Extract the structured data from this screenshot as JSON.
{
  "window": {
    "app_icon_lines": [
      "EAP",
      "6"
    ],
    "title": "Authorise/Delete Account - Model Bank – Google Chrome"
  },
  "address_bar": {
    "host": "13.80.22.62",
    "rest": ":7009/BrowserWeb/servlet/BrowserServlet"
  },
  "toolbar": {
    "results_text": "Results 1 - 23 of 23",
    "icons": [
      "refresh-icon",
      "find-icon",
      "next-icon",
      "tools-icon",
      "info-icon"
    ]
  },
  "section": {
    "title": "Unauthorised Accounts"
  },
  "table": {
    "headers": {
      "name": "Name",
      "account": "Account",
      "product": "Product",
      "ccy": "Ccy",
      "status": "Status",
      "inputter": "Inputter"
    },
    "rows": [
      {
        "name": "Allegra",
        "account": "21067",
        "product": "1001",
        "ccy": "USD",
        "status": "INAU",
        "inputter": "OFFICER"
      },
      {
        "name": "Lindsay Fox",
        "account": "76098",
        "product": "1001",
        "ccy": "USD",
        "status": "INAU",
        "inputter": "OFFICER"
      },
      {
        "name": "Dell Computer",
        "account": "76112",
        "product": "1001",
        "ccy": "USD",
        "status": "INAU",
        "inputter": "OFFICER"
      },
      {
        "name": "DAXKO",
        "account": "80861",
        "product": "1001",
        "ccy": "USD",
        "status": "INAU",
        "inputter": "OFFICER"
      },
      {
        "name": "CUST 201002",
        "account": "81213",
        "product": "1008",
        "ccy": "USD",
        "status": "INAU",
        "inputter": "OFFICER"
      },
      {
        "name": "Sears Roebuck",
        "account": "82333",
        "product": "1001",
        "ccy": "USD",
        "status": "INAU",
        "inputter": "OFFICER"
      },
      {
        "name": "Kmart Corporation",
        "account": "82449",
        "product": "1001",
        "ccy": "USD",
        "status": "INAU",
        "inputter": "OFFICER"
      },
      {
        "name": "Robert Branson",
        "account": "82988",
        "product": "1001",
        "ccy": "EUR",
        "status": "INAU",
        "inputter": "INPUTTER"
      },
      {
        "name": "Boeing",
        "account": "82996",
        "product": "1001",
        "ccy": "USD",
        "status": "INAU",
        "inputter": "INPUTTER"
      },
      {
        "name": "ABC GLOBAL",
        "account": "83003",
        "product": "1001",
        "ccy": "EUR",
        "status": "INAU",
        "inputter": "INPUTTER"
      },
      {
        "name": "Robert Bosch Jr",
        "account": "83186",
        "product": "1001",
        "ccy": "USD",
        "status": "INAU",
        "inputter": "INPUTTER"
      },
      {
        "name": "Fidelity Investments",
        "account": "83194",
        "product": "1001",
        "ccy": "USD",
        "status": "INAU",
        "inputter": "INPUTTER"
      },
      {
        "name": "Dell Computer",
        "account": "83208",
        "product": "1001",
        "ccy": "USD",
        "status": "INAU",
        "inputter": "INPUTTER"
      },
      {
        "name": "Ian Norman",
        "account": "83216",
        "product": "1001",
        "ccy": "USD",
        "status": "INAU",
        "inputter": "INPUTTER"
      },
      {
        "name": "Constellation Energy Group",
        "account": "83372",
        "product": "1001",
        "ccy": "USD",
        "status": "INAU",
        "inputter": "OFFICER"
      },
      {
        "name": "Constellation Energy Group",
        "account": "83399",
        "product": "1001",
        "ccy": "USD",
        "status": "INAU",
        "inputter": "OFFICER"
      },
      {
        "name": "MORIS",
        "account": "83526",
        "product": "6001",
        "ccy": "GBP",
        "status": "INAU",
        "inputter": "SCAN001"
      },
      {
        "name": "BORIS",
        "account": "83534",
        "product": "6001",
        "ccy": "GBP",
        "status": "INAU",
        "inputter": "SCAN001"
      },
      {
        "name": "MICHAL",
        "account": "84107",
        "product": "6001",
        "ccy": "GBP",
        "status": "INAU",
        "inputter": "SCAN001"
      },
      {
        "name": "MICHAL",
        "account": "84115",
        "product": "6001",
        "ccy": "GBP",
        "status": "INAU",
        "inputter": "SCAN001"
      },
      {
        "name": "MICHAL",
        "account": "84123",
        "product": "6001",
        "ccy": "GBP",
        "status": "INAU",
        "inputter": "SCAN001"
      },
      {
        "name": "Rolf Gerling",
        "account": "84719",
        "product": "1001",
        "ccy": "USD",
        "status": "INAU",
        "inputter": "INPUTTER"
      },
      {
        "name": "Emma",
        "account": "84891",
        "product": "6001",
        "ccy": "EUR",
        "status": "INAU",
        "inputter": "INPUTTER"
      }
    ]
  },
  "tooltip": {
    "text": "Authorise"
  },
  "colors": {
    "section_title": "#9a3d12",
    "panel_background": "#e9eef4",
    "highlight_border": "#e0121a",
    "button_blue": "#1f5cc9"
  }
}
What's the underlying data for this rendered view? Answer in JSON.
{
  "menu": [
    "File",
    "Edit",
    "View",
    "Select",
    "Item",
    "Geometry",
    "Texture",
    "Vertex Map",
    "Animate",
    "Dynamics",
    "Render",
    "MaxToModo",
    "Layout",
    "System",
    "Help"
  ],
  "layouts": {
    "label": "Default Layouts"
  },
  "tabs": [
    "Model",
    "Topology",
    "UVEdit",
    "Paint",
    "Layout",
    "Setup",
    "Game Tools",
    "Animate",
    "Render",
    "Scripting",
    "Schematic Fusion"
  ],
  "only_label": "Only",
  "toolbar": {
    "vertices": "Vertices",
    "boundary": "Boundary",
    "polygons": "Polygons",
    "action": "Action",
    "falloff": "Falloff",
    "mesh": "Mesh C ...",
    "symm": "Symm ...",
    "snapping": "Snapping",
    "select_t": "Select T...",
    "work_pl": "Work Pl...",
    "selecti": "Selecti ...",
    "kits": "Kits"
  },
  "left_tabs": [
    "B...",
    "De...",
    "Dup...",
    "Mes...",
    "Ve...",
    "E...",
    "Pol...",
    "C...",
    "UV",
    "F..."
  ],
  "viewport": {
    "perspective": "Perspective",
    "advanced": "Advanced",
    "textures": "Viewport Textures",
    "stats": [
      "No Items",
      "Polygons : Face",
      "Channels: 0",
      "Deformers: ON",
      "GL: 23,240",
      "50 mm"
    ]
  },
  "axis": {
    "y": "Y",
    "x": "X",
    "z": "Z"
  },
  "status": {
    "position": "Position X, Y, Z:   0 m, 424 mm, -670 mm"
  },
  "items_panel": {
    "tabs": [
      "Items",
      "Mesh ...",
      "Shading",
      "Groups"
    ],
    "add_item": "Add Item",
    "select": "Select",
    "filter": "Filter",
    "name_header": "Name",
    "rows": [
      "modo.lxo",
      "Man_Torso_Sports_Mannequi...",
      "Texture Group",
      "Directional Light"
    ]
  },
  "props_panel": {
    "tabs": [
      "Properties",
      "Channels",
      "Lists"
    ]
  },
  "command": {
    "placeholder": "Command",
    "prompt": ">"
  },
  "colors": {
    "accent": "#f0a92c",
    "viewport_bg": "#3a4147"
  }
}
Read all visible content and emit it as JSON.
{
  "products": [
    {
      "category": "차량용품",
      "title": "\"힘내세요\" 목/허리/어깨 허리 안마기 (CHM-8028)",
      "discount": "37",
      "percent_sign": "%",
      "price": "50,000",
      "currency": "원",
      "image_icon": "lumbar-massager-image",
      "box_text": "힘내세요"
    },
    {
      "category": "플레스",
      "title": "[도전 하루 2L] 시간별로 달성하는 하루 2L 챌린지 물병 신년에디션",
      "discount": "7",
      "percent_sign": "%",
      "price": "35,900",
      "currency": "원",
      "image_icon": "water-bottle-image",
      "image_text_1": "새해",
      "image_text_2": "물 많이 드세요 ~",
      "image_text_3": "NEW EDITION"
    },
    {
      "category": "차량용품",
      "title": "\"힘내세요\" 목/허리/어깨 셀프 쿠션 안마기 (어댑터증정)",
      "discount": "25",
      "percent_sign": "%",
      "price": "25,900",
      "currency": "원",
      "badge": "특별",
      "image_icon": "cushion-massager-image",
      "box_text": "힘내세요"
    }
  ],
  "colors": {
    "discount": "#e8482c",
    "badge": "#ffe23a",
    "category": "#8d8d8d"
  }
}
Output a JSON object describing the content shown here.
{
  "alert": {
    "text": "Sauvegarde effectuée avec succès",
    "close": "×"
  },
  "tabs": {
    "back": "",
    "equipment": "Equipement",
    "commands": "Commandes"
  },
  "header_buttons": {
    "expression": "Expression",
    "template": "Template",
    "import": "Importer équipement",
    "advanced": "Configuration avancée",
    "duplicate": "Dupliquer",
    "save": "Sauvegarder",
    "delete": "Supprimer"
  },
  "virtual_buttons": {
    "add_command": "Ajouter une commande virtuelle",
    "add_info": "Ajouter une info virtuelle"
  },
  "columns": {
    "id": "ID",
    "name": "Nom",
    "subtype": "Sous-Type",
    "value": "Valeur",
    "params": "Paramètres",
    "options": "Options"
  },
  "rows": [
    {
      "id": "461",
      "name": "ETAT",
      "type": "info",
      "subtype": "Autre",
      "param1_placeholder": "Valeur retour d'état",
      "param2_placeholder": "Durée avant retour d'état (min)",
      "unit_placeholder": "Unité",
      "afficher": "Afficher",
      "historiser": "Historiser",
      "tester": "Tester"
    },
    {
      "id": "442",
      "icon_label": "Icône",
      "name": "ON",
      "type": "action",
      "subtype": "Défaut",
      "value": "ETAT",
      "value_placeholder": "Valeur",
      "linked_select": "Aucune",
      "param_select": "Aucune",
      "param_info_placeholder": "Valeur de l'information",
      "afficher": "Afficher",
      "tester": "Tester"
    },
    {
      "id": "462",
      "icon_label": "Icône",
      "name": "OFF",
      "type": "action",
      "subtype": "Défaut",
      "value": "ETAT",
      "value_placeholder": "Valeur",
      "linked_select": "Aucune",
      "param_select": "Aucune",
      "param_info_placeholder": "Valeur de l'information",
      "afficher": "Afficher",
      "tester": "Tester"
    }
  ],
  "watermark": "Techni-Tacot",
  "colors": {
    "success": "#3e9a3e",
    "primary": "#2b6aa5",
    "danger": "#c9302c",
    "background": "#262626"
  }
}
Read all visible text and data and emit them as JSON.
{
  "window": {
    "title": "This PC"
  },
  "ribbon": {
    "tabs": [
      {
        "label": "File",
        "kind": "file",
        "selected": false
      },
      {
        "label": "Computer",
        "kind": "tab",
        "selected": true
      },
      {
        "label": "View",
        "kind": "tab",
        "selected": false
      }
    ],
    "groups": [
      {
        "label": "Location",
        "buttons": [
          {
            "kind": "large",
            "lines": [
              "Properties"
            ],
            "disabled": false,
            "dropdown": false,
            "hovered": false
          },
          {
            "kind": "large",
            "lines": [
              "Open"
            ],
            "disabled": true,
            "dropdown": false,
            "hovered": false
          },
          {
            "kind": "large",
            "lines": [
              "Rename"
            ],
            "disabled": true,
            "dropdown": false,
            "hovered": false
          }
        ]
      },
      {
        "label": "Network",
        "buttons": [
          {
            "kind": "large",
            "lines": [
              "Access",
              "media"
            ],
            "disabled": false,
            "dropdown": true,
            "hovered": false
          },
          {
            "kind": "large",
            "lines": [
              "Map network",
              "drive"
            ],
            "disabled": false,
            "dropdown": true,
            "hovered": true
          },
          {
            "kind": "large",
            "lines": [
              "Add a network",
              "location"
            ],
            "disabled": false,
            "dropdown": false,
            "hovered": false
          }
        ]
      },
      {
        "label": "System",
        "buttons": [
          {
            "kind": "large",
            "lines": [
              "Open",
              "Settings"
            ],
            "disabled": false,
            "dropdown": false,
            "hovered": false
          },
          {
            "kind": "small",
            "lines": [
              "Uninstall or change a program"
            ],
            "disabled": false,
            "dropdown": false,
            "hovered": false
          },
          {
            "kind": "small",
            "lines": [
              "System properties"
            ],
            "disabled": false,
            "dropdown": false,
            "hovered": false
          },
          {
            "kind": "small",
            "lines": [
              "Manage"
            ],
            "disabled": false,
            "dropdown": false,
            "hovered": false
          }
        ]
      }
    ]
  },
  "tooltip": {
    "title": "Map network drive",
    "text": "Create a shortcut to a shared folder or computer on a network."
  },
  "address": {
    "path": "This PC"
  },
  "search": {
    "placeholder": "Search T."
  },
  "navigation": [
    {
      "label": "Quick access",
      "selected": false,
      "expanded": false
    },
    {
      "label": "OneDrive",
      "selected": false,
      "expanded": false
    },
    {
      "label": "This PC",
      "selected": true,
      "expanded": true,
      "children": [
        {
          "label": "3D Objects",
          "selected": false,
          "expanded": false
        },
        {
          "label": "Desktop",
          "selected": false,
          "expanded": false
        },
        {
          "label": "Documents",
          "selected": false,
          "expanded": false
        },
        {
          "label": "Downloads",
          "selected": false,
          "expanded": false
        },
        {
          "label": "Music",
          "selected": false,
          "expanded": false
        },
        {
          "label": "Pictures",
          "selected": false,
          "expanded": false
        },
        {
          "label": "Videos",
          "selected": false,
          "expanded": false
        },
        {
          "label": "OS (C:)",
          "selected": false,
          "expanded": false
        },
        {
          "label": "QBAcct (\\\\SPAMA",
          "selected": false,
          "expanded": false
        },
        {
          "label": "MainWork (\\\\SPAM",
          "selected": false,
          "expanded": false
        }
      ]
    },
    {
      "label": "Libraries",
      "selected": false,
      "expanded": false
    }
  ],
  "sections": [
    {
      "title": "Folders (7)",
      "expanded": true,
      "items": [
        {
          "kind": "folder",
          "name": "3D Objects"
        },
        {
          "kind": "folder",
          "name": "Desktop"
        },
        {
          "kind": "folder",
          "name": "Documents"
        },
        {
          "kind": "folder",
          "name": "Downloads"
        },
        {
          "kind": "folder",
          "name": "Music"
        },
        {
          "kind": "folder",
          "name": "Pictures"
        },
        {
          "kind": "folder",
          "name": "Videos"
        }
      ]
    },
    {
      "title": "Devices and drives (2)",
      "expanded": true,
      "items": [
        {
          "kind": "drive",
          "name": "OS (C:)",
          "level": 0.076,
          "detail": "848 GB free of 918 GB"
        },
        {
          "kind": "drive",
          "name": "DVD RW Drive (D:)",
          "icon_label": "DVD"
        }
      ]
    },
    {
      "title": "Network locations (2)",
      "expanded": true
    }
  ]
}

---+---

Stated exercise: Return only the number of lines in the preceding records that contain the string "Model".

Answer to the problem: 2